Copy the material below line for line without any alteration, omitting the pictures from your copy.
[RECORDS SHOWN start]
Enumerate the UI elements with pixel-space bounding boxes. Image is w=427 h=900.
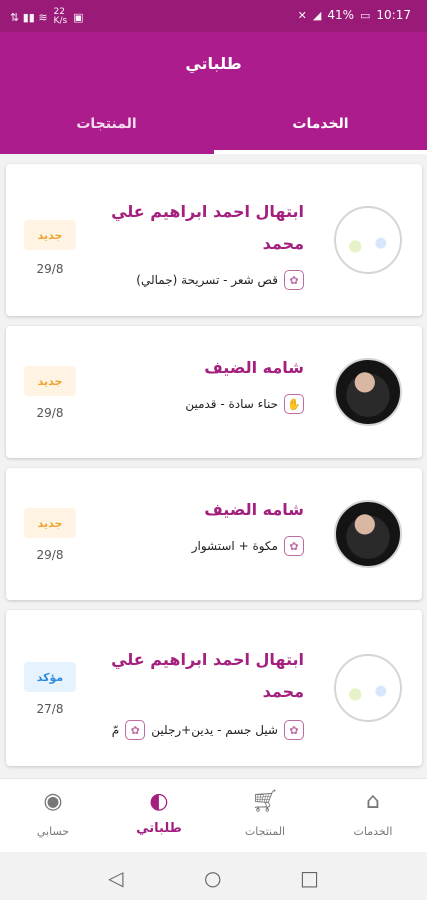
nav-label: طلباتي — [136, 821, 182, 836]
service-label-extra: مّ — [111, 723, 120, 737]
status-badge: جديد — [24, 508, 76, 538]
mute-icon: ✕ — [297, 8, 307, 22]
status-badge: جديد — [24, 366, 76, 396]
avatar — [334, 358, 402, 426]
nav-label: الخدمات — [353, 825, 393, 838]
service-icon: ✋ — [284, 394, 304, 414]
customer-name-cont: محمد — [262, 682, 304, 701]
avatar — [334, 206, 402, 274]
service-icon: ✿ — [284, 720, 304, 740]
signal-icons: ⇅ ▮▮ ≋ — [10, 10, 48, 24]
order-date: 27/8 — [36, 702, 64, 716]
network-speed: 22 K/s — [53, 7, 68, 26]
customer-name: ابتهال احمد ابراهيم علي — [111, 202, 304, 221]
order-date: 29/8 — [36, 262, 64, 276]
notification-icon: ▣ — [73, 10, 84, 24]
status-right: ✕ ◢ 41% ▭ 10:17 — [298, 8, 411, 22]
status-badge: مؤكد — [24, 662, 76, 692]
status-badge: جديد — [24, 220, 76, 250]
avatar — [334, 654, 402, 722]
signal-icon: ◢ — [312, 8, 322, 22]
service-icon: ✿ — [284, 536, 304, 556]
app-bar: طلباتي المنتجات الخدمات — [0, 32, 427, 154]
customer-name: شامه الضيف — [204, 358, 304, 377]
customer-name-cont: محمد — [262, 234, 304, 253]
customer-name: شامه الضيف — [204, 500, 304, 519]
order-card[interactable]: شامه الضيف ✋ حناء سادة - قدمين جديد 29/8 — [6, 326, 422, 458]
home-icon: ⌂ — [366, 789, 380, 814]
orders-list[interactable]: ابتهال احمد ابراهيم علي محمد ✿ قص شعر - … — [0, 154, 427, 776]
orders-icon: ◐ — [149, 789, 169, 814]
status-bar: ⇅ ▮▮ ≋ 22 K/s ▣ ✕ ◢ 41% ▭ 10:17 — [0, 0, 427, 32]
nav-services[interactable]: ⌂ الخدمات — [320, 789, 426, 838]
order-date: 29/8 — [36, 406, 64, 420]
service-row: ✋ حناء سادة - قدمين — [185, 394, 304, 414]
back-icon[interactable]: ◁ — [108, 866, 123, 890]
clock: 10:17 — [376, 8, 411, 22]
account-icon: ◉ — [43, 789, 63, 814]
nav-label: حسابي — [36, 825, 70, 838]
cart-icon: 🛒︎ — [251, 789, 279, 814]
service-icon: ✿ — [284, 270, 304, 290]
nav-label: المنتجات — [244, 825, 286, 838]
service-row: ✿ شيل جسم - يدين+رجلين ✿ مّ — [112, 720, 304, 740]
customer-name: ابتهال احمد ابراهيم علي — [111, 650, 304, 669]
service-row: ✿ قص شعر - تسريحة (جمالي) — [136, 270, 304, 290]
service-label: شيل جسم - يدين+رجلين — [151, 723, 278, 737]
service-icon: ✿ — [125, 720, 146, 740]
nav-products[interactable]: 🛒︎ المنتجات — [212, 789, 318, 838]
page-title: طلباتي — [185, 54, 242, 73]
nav-account[interactable]: ◉ حسابي — [0, 789, 106, 838]
status-left: ⇅ ▮▮ ≋ 22 K/s ▣ — [10, 8, 84, 26]
avatar — [334, 500, 402, 568]
battery-icon: ▭ — [360, 8, 371, 22]
bottom-nav: ◉ حسابي ◐ طلباتي 🛒︎ المنتجات ⌂ الخدمات — [0, 778, 427, 852]
order-card[interactable]: ابتهال احمد ابراهيم علي محمد ✿ شيل جسم -… — [6, 610, 422, 766]
order-card[interactable]: شامه الضيف ✿ مكوة + استشوار جديد 29/8 — [6, 468, 422, 600]
home-circle-icon[interactable]: ○ — [204, 866, 221, 890]
recents-icon[interactable]: □ — [300, 866, 319, 890]
service-label: حناء سادة - قدمين — [185, 397, 278, 411]
nav-orders[interactable]: ◐ طلباتي — [106, 789, 212, 836]
order-date: 29/8 — [36, 548, 64, 562]
order-card[interactable]: ابتهال احمد ابراهيم علي محمد ✿ قص شعر - … — [6, 164, 422, 316]
tab-services[interactable]: الخدمات — [214, 116, 427, 132]
tab-products[interactable]: المنتجات — [0, 116, 213, 132]
service-label: قص شعر - تسريحة (جمالي) — [136, 273, 278, 287]
system-nav-bar: ◁ ○ □ — [0, 852, 427, 900]
service-row: ✿ مكوة + استشوار — [192, 536, 304, 556]
battery-percent: 41% — [327, 8, 354, 22]
service-label: مكوة + استشوار — [191, 539, 278, 553]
[RECORDS SHOWN end]
OUTPUT OF THE TASK –
Enumerate the UI elements with pixel-space bounding boxes. Image is w=427 h=900.
nav-label: طلباتي — [136, 821, 182, 836]
service-label-extra: مّ — [111, 723, 120, 737]
status-badge: جديد — [24, 508, 76, 538]
mute-icon: ✕ — [297, 8, 307, 22]
status-badge: جديد — [24, 366, 76, 396]
avatar — [334, 358, 402, 426]
nav-label: الخدمات — [353, 825, 393, 838]
service-icon: ✋ — [284, 394, 304, 414]
customer-name-cont: محمد — [262, 682, 304, 701]
avatar — [334, 206, 402, 274]
service-icon: ✿ — [284, 720, 304, 740]
signal-icons: ⇅ ▮▮ ≋ — [10, 10, 48, 24]
order-date: 27/8 — [36, 702, 64, 716]
network-speed: 22 K/s — [53, 7, 68, 26]
customer-name: ابتهال احمد ابراهيم علي — [111, 202, 304, 221]
order-date: 29/8 — [36, 262, 64, 276]
notification-icon: ▣ — [73, 10, 84, 24]
status-right: ✕ ◢ 41% ▭ 10:17 — [298, 8, 411, 22]
status-badge: مؤكد — [24, 662, 76, 692]
status-badge: جديد — [24, 220, 76, 250]
avatar — [334, 654, 402, 722]
signal-icon: ◢ — [312, 8, 322, 22]
service-icon: ✿ — [284, 536, 304, 556]
app-bar: طلباتي المنتجات الخدمات — [0, 32, 427, 154]
customer-name: شامه الضيف — [204, 358, 304, 377]
customer-name-cont: محمد — [262, 234, 304, 253]
customer-name: شامه الضيف — [204, 500, 304, 519]
order-card[interactable]: شامه الضيف ✋ حناء سادة - قدمين جديد 29/8 — [6, 326, 422, 458]
home-icon: ⌂ — [366, 789, 380, 814]
orders-list[interactable]: ابتهال احمد ابراهيم علي محمد ✿ قص شعر - … — [0, 154, 427, 776]
orders-icon: ◐ — [149, 789, 169, 814]
status-bar: ⇅ ▮▮ ≋ 22 K/s ▣ ✕ ◢ 41% ▭ 10:17 — [0, 0, 427, 32]
nav-services[interactable]: ⌂ الخدمات — [320, 789, 426, 838]
order-date: 29/8 — [36, 406, 64, 420]
service-row: ✋ حناء سادة - قدمين — [185, 394, 304, 414]
back-icon[interactable]: ◁ — [108, 866, 123, 890]
clock: 10:17 — [376, 8, 411, 22]
account-icon: ◉ — [43, 789, 63, 814]
nav-label: حسابي — [36, 825, 70, 838]
cart-icon: 🛒︎ — [251, 789, 279, 814]
service-icon: ✿ — [284, 270, 304, 290]
nav-label: المنتجات — [244, 825, 286, 838]
service-row: ✿ شيل جسم - يدين+رجلين ✿ مّ — [112, 720, 304, 740]
customer-name: ابتهال احمد ابراهيم علي — [111, 650, 304, 669]
service-row: ✿ قص شعر - تسريحة (جمالي) — [136, 270, 304, 290]
service-label: شيل جسم - يدين+رجلين — [151, 723, 278, 737]
service-icon: ✿ — [125, 720, 146, 740]
nav-products[interactable]: 🛒︎ المنتجات — [212, 789, 318, 838]
page-title: طلباتي — [185, 54, 242, 73]
nav-account[interactable]: ◉ حسابي — [0, 789, 106, 838]
status-left: ⇅ ▮▮ ≋ 22 K/s ▣ — [10, 8, 84, 26]
avatar — [334, 500, 402, 568]
battery-icon: ▭ — [360, 8, 371, 22]
bottom-nav: ◉ حسابي ◐ طلباتي 🛒︎ المنتجات ⌂ الخدمات — [0, 778, 427, 852]
order-card[interactable]: ابتهال احمد ابراهيم علي محمد ✿ شيل جسم -… — [6, 610, 422, 766]
order-card[interactable]: شامه الضيف ✿ مكوة + استشوار جديد 29/8 — [6, 468, 422, 600]
home-circle-icon[interactable]: ○ — [204, 866, 221, 890]
recents-icon[interactable]: □ — [300, 866, 319, 890]
service-label: حناء سادة - قدمين — [185, 397, 278, 411]
nav-orders[interactable]: ◐ طلباتي — [106, 789, 212, 836]
order-date: 29/8 — [36, 548, 64, 562]
order-card[interactable]: ابتهال احمد ابراهيم علي محمد ✿ قص شعر - … — [6, 164, 422, 316]
tab-services[interactable]: الخدمات — [214, 116, 427, 132]
tab-products[interactable]: المنتجات — [0, 116, 213, 132]
service-label: قص شعر - تسريحة (جمالي) — [136, 273, 278, 287]
system-nav-bar: ◁ ○ □ — [0, 852, 427, 900]
service-row: ✿ مكوة + استشوار — [192, 536, 304, 556]
battery-percent: 41% — [327, 8, 354, 22]
service-label: مكوة + استشوار — [191, 539, 278, 553]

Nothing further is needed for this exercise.